What the exercise asks
Every line below that includes "JSON" counts toward the total. Report that total alone.
— Start Material —
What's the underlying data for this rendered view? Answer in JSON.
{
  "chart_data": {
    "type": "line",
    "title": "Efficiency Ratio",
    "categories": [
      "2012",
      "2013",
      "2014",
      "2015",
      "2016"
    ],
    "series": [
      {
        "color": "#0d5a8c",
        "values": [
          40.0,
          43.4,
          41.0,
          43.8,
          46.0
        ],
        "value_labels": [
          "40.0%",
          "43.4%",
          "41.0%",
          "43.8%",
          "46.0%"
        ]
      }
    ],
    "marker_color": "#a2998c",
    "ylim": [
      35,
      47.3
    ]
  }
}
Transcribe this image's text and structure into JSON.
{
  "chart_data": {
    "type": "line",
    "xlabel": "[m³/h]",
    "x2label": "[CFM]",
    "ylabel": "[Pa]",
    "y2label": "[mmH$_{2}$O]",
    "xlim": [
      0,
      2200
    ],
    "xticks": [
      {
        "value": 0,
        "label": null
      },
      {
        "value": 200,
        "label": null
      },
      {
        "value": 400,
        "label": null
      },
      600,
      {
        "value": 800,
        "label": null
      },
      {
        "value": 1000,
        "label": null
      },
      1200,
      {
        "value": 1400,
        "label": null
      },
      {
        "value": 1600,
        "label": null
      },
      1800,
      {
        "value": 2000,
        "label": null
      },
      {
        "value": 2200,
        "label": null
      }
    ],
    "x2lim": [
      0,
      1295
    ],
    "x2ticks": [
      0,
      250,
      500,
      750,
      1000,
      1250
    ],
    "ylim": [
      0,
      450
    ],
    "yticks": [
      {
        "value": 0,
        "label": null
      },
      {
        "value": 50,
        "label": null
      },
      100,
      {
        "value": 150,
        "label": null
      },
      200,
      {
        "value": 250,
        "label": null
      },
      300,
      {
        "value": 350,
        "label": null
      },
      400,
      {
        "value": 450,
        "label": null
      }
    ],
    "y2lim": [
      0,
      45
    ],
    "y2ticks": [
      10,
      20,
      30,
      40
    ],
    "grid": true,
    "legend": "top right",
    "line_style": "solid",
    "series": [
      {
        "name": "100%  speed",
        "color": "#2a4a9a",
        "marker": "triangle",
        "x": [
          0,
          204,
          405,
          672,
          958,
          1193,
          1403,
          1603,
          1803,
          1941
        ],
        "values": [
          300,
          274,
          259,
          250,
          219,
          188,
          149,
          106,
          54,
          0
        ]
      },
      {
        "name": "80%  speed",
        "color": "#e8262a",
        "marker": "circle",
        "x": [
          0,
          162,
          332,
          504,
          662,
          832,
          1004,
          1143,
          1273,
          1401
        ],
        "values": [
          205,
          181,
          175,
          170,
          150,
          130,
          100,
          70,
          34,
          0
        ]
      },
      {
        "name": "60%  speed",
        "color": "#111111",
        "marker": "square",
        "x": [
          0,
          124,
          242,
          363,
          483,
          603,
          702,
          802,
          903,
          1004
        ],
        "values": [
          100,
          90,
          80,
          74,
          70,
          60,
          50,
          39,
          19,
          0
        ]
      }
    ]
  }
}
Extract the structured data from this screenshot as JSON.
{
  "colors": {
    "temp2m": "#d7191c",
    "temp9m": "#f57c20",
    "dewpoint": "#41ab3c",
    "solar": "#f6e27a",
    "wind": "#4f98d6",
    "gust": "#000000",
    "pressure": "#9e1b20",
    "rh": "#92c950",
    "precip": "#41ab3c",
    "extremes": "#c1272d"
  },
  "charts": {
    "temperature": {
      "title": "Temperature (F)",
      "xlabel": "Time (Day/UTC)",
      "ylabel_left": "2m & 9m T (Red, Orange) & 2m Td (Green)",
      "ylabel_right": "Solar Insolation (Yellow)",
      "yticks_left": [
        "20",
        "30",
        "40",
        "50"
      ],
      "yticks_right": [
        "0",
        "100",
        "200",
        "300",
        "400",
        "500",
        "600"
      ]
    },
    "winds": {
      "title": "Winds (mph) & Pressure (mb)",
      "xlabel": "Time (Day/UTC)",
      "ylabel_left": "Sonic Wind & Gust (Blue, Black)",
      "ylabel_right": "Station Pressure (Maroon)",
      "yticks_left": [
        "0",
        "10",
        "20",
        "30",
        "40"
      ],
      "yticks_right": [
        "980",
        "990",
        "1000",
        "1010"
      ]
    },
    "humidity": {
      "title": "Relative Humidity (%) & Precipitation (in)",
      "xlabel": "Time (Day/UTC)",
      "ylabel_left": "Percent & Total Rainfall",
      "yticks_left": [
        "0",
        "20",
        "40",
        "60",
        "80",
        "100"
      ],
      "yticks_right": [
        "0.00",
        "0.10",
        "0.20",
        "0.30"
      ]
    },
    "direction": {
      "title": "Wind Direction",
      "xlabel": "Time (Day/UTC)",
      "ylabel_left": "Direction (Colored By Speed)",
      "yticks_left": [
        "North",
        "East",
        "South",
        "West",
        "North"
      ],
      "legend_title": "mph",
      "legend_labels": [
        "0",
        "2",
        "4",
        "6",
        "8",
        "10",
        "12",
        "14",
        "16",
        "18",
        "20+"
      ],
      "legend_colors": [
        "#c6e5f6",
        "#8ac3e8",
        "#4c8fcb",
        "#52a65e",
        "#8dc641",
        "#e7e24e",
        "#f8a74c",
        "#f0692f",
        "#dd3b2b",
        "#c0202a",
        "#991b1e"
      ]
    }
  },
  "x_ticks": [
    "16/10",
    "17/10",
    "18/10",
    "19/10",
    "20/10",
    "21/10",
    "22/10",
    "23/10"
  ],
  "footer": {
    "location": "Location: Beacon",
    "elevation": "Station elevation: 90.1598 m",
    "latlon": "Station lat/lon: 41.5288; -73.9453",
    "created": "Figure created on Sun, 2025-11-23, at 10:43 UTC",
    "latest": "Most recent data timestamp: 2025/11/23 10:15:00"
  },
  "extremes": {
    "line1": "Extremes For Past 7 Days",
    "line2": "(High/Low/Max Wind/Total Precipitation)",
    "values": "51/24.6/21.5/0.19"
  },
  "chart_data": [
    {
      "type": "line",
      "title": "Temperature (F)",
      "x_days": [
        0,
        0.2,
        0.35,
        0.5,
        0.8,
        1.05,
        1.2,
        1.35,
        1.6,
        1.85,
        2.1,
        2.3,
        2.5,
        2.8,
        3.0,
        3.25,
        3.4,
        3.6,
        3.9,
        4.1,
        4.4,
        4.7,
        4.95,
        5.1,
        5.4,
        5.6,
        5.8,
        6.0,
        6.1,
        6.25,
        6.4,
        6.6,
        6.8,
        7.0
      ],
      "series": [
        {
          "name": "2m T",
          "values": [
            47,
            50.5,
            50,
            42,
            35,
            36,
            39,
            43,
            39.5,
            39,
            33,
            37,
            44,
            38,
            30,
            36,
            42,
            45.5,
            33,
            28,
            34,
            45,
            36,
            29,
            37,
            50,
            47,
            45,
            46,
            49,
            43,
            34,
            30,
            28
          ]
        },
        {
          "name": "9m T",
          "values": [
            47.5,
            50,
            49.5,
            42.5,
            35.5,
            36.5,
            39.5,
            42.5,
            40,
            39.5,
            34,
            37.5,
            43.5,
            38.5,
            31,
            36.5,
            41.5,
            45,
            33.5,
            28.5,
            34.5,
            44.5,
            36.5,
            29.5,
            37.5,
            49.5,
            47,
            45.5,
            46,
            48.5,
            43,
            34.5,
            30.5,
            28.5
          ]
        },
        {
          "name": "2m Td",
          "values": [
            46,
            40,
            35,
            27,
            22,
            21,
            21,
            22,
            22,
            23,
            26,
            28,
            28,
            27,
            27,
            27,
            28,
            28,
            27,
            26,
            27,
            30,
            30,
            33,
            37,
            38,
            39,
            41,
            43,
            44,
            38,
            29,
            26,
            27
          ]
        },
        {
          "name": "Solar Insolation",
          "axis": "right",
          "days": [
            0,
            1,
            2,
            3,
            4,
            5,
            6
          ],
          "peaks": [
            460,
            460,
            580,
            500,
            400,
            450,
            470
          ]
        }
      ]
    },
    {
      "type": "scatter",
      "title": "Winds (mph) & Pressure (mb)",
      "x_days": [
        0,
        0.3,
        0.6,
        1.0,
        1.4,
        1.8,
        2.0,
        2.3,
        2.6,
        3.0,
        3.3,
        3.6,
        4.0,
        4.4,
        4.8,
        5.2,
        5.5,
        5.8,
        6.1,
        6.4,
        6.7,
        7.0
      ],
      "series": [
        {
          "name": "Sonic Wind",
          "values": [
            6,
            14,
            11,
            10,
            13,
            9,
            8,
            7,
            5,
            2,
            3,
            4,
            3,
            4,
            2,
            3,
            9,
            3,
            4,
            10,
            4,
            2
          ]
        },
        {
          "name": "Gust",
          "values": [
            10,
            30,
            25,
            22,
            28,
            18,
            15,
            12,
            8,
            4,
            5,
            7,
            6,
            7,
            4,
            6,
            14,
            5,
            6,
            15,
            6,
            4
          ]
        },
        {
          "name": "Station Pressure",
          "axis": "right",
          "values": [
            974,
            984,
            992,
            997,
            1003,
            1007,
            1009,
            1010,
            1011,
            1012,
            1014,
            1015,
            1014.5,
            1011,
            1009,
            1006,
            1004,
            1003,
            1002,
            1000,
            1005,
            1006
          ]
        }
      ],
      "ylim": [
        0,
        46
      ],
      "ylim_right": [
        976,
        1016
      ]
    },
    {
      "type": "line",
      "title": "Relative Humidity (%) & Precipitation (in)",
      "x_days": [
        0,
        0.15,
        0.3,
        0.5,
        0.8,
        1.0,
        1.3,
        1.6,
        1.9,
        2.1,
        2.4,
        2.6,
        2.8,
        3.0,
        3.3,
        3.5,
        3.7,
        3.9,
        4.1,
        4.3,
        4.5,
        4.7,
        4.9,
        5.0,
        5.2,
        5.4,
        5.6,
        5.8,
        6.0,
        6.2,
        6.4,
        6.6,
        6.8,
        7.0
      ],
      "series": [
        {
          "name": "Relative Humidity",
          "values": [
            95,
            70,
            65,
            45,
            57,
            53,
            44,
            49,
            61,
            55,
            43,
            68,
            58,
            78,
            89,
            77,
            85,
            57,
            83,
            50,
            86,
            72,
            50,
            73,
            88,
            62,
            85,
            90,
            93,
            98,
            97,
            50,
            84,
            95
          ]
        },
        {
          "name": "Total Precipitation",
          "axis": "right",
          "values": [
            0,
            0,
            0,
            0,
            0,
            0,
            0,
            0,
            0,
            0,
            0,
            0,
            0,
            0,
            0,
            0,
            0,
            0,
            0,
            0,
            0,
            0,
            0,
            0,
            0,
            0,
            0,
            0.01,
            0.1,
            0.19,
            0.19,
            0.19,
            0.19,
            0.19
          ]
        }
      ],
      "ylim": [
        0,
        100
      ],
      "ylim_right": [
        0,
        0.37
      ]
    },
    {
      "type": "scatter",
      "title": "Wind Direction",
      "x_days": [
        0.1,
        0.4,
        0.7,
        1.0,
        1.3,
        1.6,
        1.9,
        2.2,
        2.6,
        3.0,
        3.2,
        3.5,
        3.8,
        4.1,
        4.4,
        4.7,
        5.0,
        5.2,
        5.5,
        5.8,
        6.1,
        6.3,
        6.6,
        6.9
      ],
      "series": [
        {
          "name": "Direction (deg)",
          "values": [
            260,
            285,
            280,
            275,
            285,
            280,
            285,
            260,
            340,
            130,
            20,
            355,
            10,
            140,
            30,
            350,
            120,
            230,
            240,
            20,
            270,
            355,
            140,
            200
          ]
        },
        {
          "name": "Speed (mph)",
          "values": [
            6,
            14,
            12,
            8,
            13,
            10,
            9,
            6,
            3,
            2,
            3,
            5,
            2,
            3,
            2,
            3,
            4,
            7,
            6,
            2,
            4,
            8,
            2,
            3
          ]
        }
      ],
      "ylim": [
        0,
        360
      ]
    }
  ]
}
— End Material —
Written answer
3